▶ EXERCISE: How many lines hold the string "OPERATIVE"? Give only the number.

Dataset records on visual material:
--
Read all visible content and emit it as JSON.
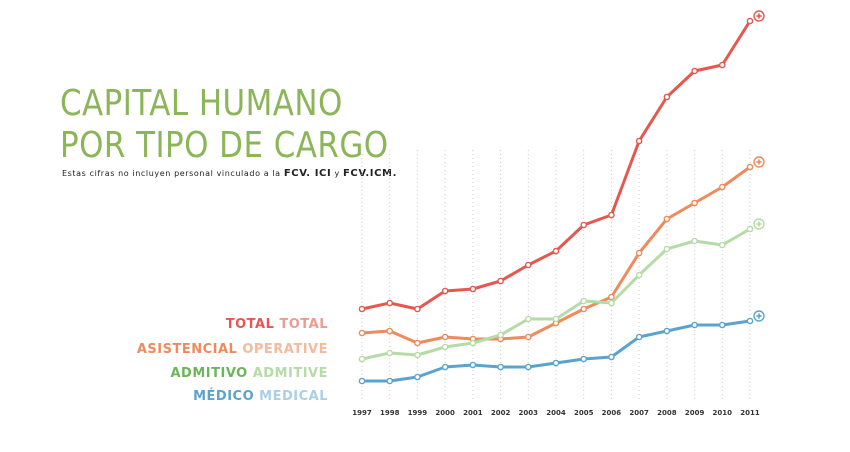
{
  "title": {
    "line1": "CAPITAL HUMANO",
    "line2": "POR TIPO DE CARGO"
  },
  "subtitle": {
    "prefix": "Estas cifras no incluyen personal vinculado a la",
    "fcv_ici": "FCV. ICI",
    "connector": "y",
    "fcv_icm": "FCV.ICM."
  },
  "legend": [
    {
      "es": "TOTAL",
      "en": "TOTAL",
      "color": "#e5574f",
      "light": "#ef9a92"
    },
    {
      "es": "ASISTENCIAL",
      "en": "OPERATIVE",
      "color": "#ef8a5c",
      "light": "#f5b99c"
    },
    {
      "es": "ADMITIVO",
      "en": "ADMITIVE",
      "color": "#6db55a",
      "light": "#b5dba6"
    },
    {
      "es": "MÉDICO",
      "en": "MEDICAL",
      "color": "#5ba3cf",
      "light": "#a9d0e8"
    }
  ],
  "chart_data": {
    "type": "line",
    "x": [
      "1997",
      "1998",
      "1999",
      "2000",
      "2001",
      "2002",
      "2003",
      "2004",
      "2005",
      "2006",
      "2007",
      "2008",
      "2009",
      "2010",
      "2011"
    ],
    "series": [
      {
        "name": "TOTAL TOTAL",
        "color": "#e5574f",
        "values": [
          46,
          49,
          46,
          55,
          56,
          60,
          68,
          75,
          88,
          93,
          130,
          152,
          165,
          168,
          190
        ]
      },
      {
        "name": "ASISTENCIAL OPERATIVE",
        "color": "#ef8a5c",
        "values": [
          34,
          35,
          29,
          32,
          31,
          31,
          32,
          39,
          46,
          52,
          74,
          91,
          99,
          107,
          117
        ]
      },
      {
        "name": "ADMITIVO ADMITIVE",
        "color": "#b5dba6",
        "values": [
          21,
          24,
          23,
          27,
          29,
          33,
          41,
          41,
          50,
          49,
          63,
          76,
          80,
          78,
          86
        ]
      },
      {
        "name": "MÉDICO MEDICAL",
        "color": "#5ba3cf",
        "values": [
          10,
          10,
          12,
          17,
          18,
          17,
          17,
          19,
          21,
          22,
          32,
          35,
          38,
          38,
          40
        ]
      }
    ],
    "end_marker": "plus-circle-icon",
    "grid": "vertical dotted",
    "title": "",
    "xlabel": "",
    "ylabel": ""
  }
}
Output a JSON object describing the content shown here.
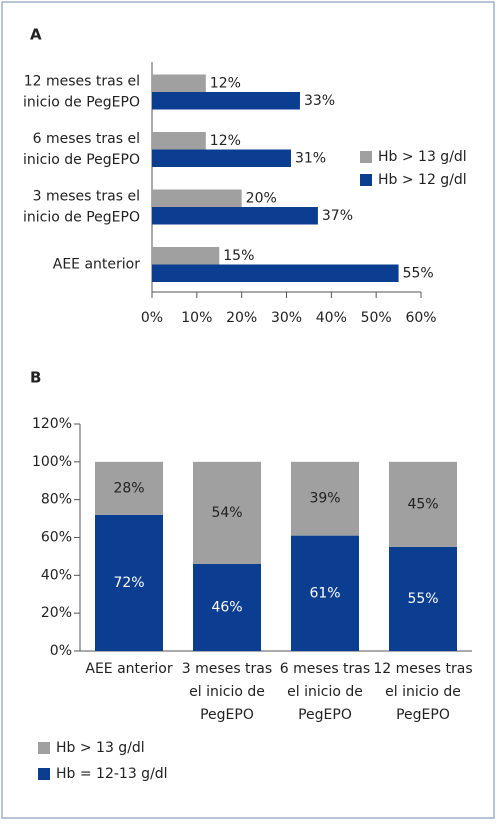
{
  "chart_data": [
    {
      "type": "hbar",
      "panel": "A",
      "categories": [
        [
          "12 meses tras el",
          "inicio de PegEPO"
        ],
        [
          "6 meses tras el",
          "inicio de PegEPO"
        ],
        [
          "3 meses tras el",
          "inicio de PegEPO"
        ],
        [
          "AEE anterior"
        ]
      ],
      "series": [
        {
          "name": "Hb > 13 g/dl",
          "color": "#a0a0a0",
          "values": [
            12,
            12,
            20,
            15
          ],
          "value_labels": [
            "12%",
            "12%",
            "20%",
            "15%"
          ]
        },
        {
          "name": "Hb > 12 g/dl",
          "color": "#0b3d91",
          "values": [
            33,
            31,
            37,
            55
          ],
          "value_labels": [
            "33%",
            "31%",
            "37%",
            "55%"
          ]
        }
      ],
      "xlim": [
        0,
        60
      ],
      "xticks": [
        {
          "value": 0,
          "label": "0%"
        },
        {
          "value": 10,
          "label": "10%"
        },
        {
          "value": 20,
          "label": "20%"
        },
        {
          "value": 30,
          "label": "30%"
        },
        {
          "value": 40,
          "label": "40%"
        },
        {
          "value": 50,
          "label": "50%"
        },
        {
          "value": 60,
          "label": "60%"
        }
      ],
      "legend": "right"
    },
    {
      "type": "stacked_bar",
      "panel": "B",
      "categories": [
        [
          "AEE anterior"
        ],
        [
          "3 meses tras",
          "el inicio de",
          "PegEPO"
        ],
        [
          "6 meses tras",
          "el inicio de",
          "PegEPO"
        ],
        [
          "12 meses tras",
          "el inicio de",
          "PegEPO"
        ]
      ],
      "series": [
        {
          "name": "Hb > 13 g/dl",
          "color": "#a0a0a0",
          "values": [
            28,
            54,
            39,
            45
          ],
          "value_labels": [
            "28%",
            "54%",
            "39%",
            "45%"
          ]
        },
        {
          "name": "Hb = 12-13 g/dl",
          "color": "#0b3d91",
          "values": [
            72,
            46,
            61,
            55
          ],
          "value_labels": [
            "72%",
            "46%",
            "61%",
            "55%"
          ]
        }
      ],
      "ylim": [
        0,
        120
      ],
      "yticks": [
        {
          "value": 0,
          "label": "0%"
        },
        {
          "value": 20,
          "label": "20%"
        },
        {
          "value": 40,
          "label": "40%"
        },
        {
          "value": 60,
          "label": "60%"
        },
        {
          "value": 80,
          "label": "80%"
        },
        {
          "value": 100,
          "label": "100%"
        },
        {
          "value": 120,
          "label": "120%"
        }
      ],
      "legend": "bottom"
    }
  ]
}
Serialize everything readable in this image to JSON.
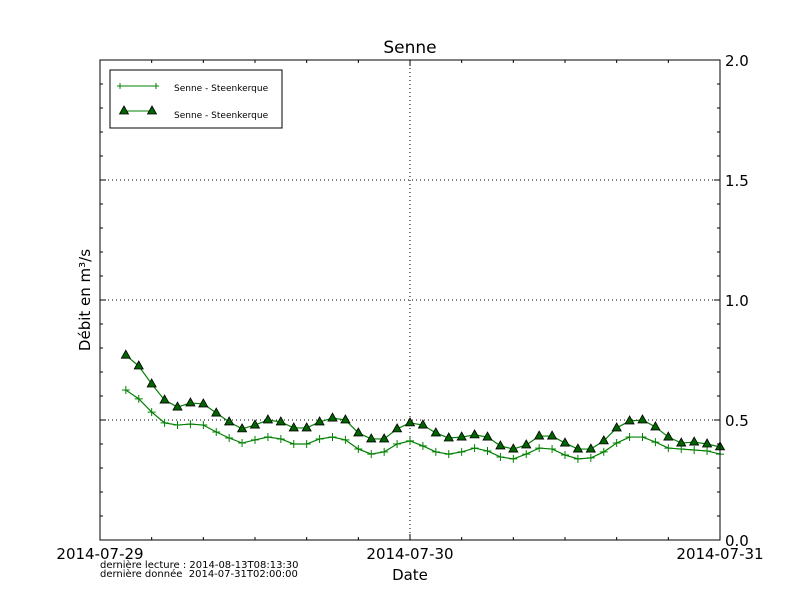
{
  "chart_data": {
    "type": "line",
    "title": "Senne",
    "xlabel": "Date",
    "ylabel": "Débit en m³/s",
    "xlim": [
      "2014-07-29T00:00",
      "2014-07-31T00:00"
    ],
    "ylim": [
      0,
      2
    ],
    "x_ticks": [
      "2014-07-29",
      "2014-07-30",
      "2014-07-31"
    ],
    "y_ticks": [
      "0.0",
      "0.5",
      "1.0",
      "1.5",
      "2.0"
    ],
    "y_axis_side": "right",
    "grid": true,
    "legend_position": "top-left",
    "colors": {
      "line": "#008000",
      "marker_fill": "#006400",
      "marker_edge": "#000000"
    },
    "x": [
      "2014-07-29T02:00",
      "2014-07-29T03:00",
      "2014-07-29T04:00",
      "2014-07-29T05:00",
      "2014-07-29T06:00",
      "2014-07-29T07:00",
      "2014-07-29T08:00",
      "2014-07-29T09:00",
      "2014-07-29T10:00",
      "2014-07-29T11:00",
      "2014-07-29T12:00",
      "2014-07-29T13:00",
      "2014-07-29T14:00",
      "2014-07-29T15:00",
      "2014-07-29T16:00",
      "2014-07-29T17:00",
      "2014-07-29T18:00",
      "2014-07-29T19:00",
      "2014-07-29T20:00",
      "2014-07-29T21:00",
      "2014-07-29T22:00",
      "2014-07-29T23:00",
      "2014-07-30T00:00",
      "2014-07-30T01:00",
      "2014-07-30T02:00",
      "2014-07-30T03:00",
      "2014-07-30T04:00",
      "2014-07-30T05:00",
      "2014-07-30T06:00",
      "2014-07-30T07:00",
      "2014-07-30T08:00",
      "2014-07-30T09:00",
      "2014-07-30T10:00",
      "2014-07-30T11:00",
      "2014-07-30T12:00",
      "2014-07-30T13:00",
      "2014-07-30T14:00",
      "2014-07-30T15:00",
      "2014-07-30T16:00",
      "2014-07-30T17:00",
      "2014-07-30T18:00",
      "2014-07-30T19:00",
      "2014-07-30T20:00",
      "2014-07-30T21:00",
      "2014-07-30T22:00",
      "2014-07-30T23:00",
      "2014-07-31T00:00"
    ],
    "series": [
      {
        "name": "Senne - Steenkerque",
        "marker": "plus",
        "values": [
          0.625,
          0.588,
          0.533,
          0.488,
          0.479,
          0.483,
          0.479,
          0.45,
          0.425,
          0.404,
          0.417,
          0.429,
          0.421,
          0.4,
          0.4,
          0.421,
          0.429,
          0.417,
          0.379,
          0.358,
          0.367,
          0.4,
          0.413,
          0.392,
          0.367,
          0.358,
          0.367,
          0.383,
          0.371,
          0.346,
          0.338,
          0.358,
          0.383,
          0.379,
          0.354,
          0.338,
          0.342,
          0.367,
          0.404,
          0.429,
          0.429,
          0.408,
          0.383,
          0.379,
          0.375,
          0.371,
          0.358
        ]
      },
      {
        "name": "Senne - Steenkerque",
        "marker": "triangle",
        "values": [
          0.77,
          0.725,
          0.65,
          0.583,
          0.554,
          0.571,
          0.567,
          0.529,
          0.492,
          0.463,
          0.479,
          0.5,
          0.492,
          0.467,
          0.467,
          0.492,
          0.508,
          0.5,
          0.446,
          0.421,
          0.421,
          0.463,
          0.488,
          0.479,
          0.446,
          0.425,
          0.429,
          0.438,
          0.429,
          0.392,
          0.379,
          0.396,
          0.433,
          0.433,
          0.404,
          0.379,
          0.379,
          0.413,
          0.467,
          0.496,
          0.5,
          0.471,
          0.429,
          0.404,
          0.408,
          0.4,
          0.388
        ]
      }
    ]
  },
  "footnotes": {
    "last_read": "dernière lecture : 2014-08-13T08:13:30",
    "last_data": "dernière donnée  2014-07-31T02:00:00"
  }
}
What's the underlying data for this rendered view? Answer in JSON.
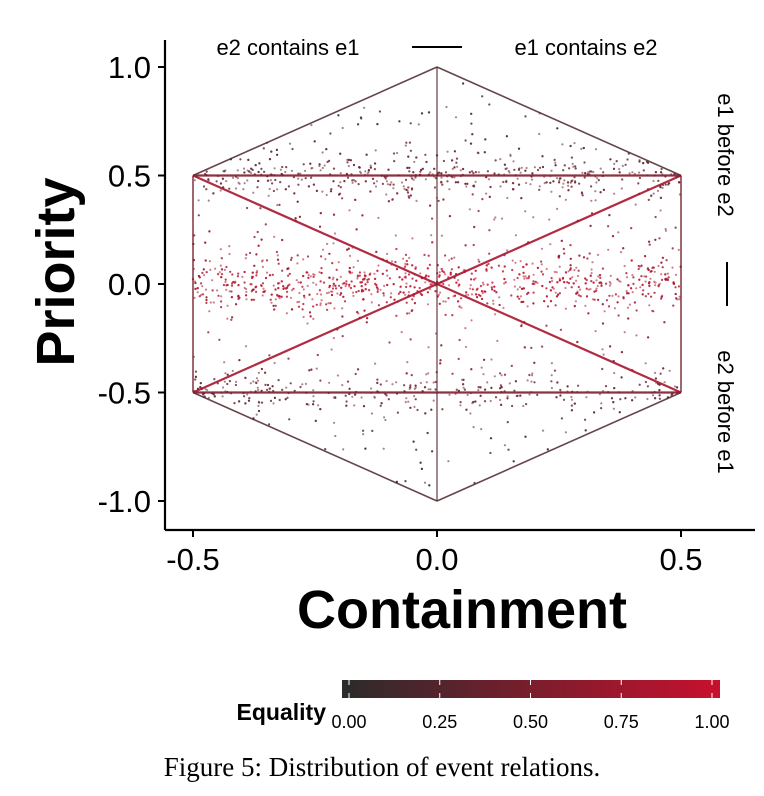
--
▶ OUTPUT: 2